▶ What to produce:
Return each line of the records holding the string "Hoogstraat".

▶ Available records:
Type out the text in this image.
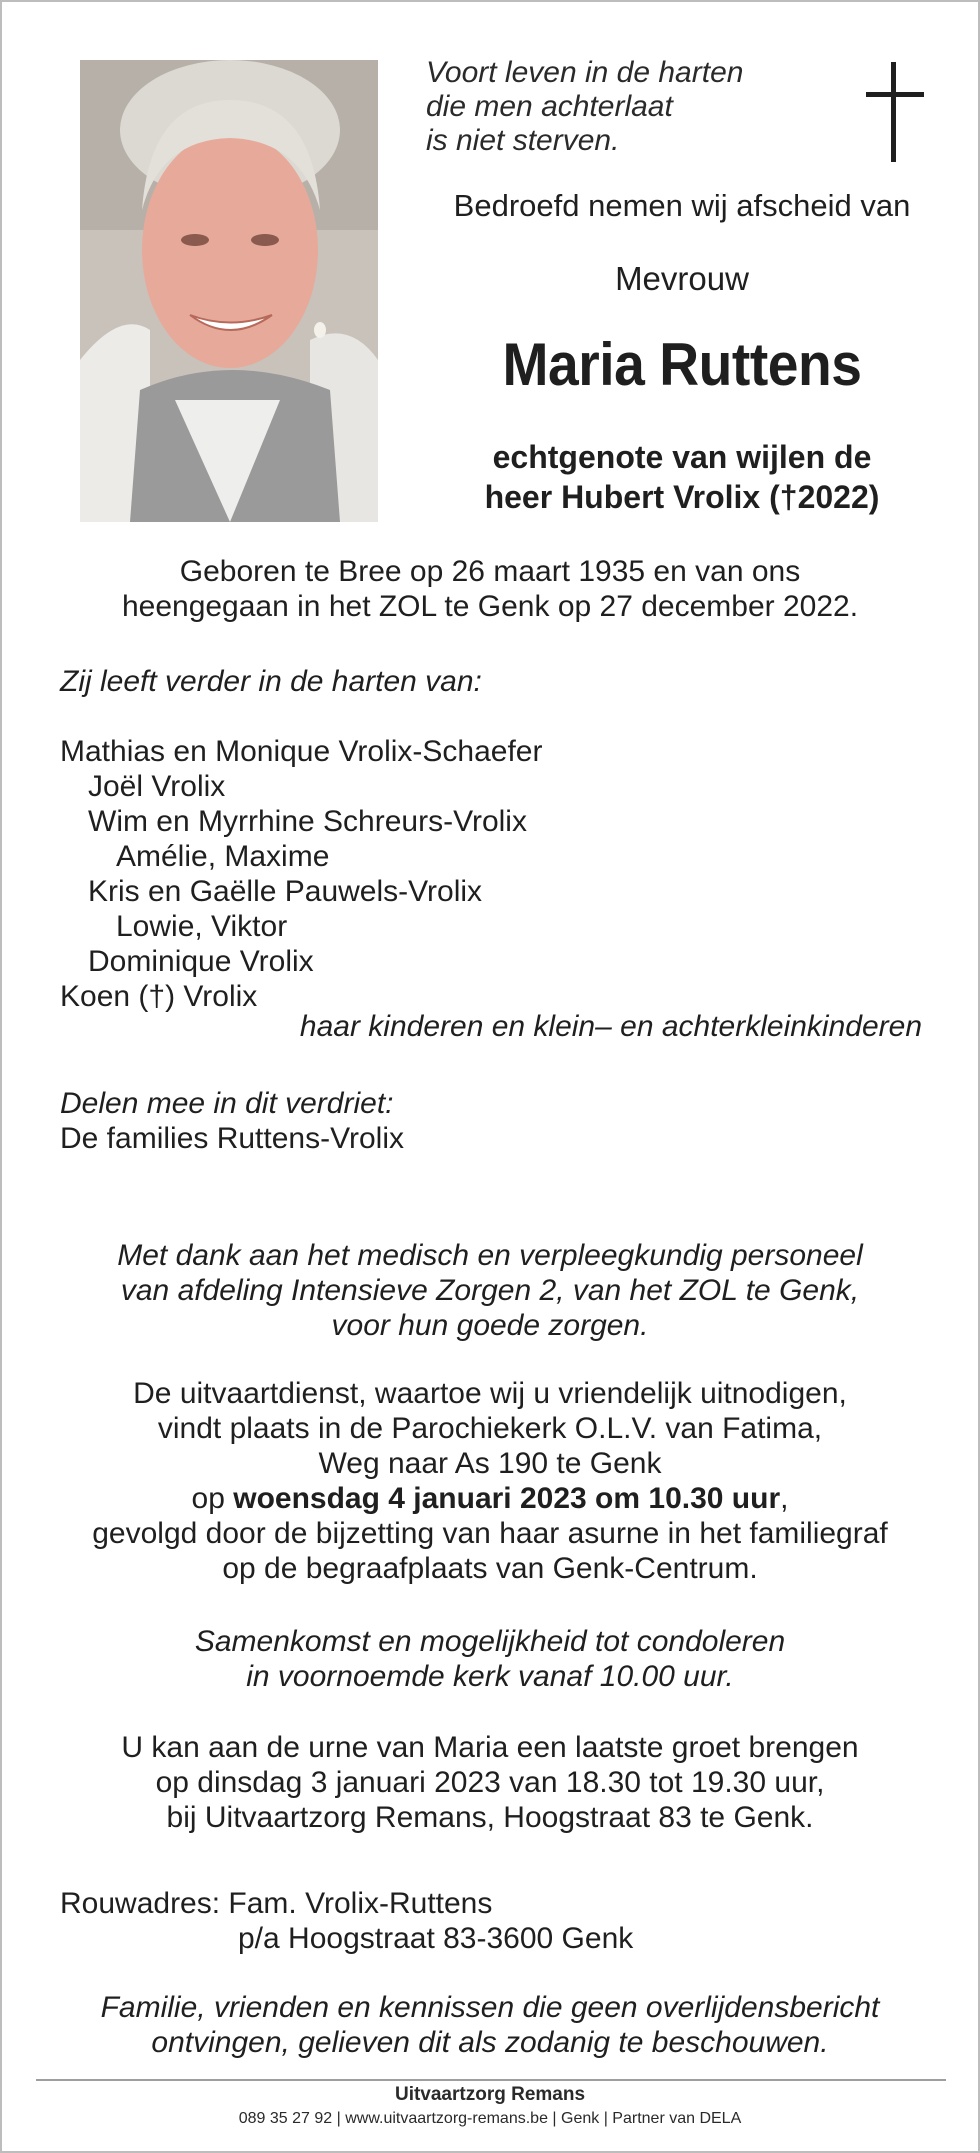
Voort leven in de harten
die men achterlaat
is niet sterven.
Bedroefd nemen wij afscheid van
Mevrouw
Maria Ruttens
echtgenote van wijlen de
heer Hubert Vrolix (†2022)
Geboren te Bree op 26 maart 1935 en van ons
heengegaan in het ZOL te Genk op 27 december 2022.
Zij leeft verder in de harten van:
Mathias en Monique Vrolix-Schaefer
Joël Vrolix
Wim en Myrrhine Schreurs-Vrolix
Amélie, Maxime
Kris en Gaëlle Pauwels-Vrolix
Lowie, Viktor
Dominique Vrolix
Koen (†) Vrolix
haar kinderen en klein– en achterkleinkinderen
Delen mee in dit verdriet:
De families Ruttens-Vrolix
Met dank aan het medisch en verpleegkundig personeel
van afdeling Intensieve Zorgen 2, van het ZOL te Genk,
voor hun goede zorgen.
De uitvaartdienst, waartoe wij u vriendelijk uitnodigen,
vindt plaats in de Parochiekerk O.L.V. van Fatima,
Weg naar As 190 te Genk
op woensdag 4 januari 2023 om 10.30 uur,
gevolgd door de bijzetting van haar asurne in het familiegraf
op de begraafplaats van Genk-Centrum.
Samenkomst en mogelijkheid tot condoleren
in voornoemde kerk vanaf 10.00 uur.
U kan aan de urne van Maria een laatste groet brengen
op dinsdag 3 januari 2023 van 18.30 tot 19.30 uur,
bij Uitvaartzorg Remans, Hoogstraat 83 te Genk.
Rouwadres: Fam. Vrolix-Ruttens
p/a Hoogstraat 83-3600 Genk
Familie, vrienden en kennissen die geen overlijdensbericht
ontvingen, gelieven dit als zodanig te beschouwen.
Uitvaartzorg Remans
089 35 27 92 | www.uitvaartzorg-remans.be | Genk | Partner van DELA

...

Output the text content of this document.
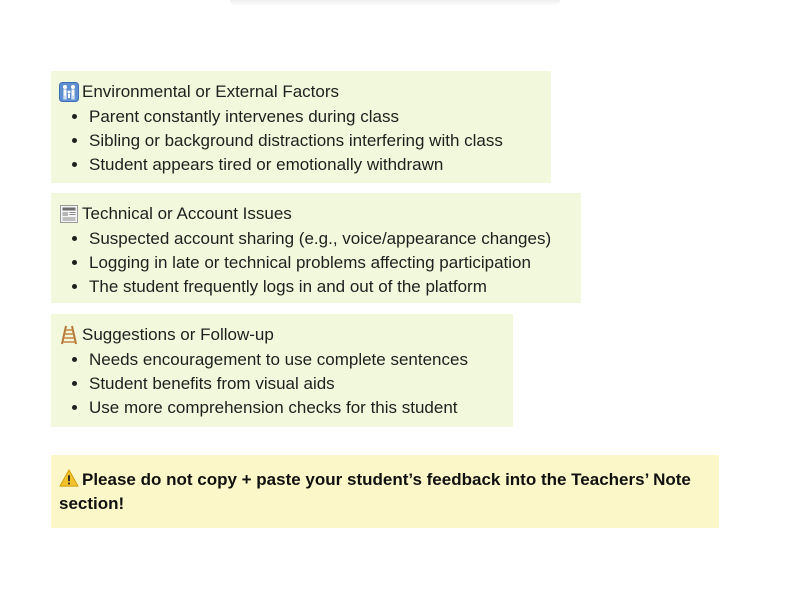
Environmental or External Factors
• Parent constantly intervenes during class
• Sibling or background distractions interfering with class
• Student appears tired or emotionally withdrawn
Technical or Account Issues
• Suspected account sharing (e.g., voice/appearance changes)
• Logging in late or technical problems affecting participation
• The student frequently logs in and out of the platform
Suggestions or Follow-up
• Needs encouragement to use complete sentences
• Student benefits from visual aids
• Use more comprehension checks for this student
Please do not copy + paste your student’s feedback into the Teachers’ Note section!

▶ Response below:
bij Uitvaartzorg Remans, Hoogstraat 83 te Genk.
p/a Hoogstraat 83-3600 Genk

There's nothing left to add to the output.